DATA:
□ □ □ □ □ □ □

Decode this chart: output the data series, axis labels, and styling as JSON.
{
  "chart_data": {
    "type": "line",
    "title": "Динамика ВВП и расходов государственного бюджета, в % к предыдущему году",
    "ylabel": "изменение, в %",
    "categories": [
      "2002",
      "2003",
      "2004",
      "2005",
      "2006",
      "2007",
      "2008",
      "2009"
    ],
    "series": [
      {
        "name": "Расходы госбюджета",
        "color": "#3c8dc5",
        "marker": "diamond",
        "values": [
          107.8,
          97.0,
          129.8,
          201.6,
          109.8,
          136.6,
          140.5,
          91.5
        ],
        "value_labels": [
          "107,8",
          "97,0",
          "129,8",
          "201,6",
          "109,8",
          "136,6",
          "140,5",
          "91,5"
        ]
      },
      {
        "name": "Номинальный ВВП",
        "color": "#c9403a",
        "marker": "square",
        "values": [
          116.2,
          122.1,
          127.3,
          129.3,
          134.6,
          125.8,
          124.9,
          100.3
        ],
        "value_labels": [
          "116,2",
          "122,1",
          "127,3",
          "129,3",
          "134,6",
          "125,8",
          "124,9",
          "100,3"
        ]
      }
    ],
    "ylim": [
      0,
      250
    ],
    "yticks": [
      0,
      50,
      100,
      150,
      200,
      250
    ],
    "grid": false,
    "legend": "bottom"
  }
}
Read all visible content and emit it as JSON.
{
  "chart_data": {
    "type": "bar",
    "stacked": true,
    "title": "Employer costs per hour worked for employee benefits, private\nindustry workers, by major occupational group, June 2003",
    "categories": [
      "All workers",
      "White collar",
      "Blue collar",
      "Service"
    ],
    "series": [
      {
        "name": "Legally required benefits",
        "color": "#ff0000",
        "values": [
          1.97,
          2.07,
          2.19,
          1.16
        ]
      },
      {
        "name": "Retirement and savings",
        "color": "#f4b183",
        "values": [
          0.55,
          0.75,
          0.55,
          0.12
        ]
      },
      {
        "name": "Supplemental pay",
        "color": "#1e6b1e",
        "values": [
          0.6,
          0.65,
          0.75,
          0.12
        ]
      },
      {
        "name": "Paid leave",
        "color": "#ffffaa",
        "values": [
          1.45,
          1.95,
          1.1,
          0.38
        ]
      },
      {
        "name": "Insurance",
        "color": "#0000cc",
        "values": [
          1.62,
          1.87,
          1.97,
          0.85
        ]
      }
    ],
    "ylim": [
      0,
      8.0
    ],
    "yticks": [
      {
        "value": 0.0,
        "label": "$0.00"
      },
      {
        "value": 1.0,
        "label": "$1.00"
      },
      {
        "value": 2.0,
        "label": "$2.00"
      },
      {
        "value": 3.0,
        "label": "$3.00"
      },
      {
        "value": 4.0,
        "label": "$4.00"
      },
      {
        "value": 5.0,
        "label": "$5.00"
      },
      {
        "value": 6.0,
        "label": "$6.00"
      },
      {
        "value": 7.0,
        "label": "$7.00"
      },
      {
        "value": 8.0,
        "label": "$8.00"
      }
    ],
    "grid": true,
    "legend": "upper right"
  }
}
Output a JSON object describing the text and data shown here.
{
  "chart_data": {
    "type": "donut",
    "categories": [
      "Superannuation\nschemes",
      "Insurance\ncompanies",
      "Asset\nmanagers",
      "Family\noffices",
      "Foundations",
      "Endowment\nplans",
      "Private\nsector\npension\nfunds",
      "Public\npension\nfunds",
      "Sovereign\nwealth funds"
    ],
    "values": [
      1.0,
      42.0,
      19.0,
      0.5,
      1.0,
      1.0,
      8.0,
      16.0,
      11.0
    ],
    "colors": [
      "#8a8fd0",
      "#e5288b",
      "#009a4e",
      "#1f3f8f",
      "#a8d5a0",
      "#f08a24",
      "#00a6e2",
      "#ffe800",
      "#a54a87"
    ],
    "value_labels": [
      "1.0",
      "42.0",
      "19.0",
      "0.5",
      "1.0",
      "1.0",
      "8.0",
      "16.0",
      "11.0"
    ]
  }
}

□ □ □ □ □ □ □

OBJECTIVE: Looking at the listing above, how many of its lines contain the string "workers"? Give the number alone.

ANSWER TO THIS TASK: 2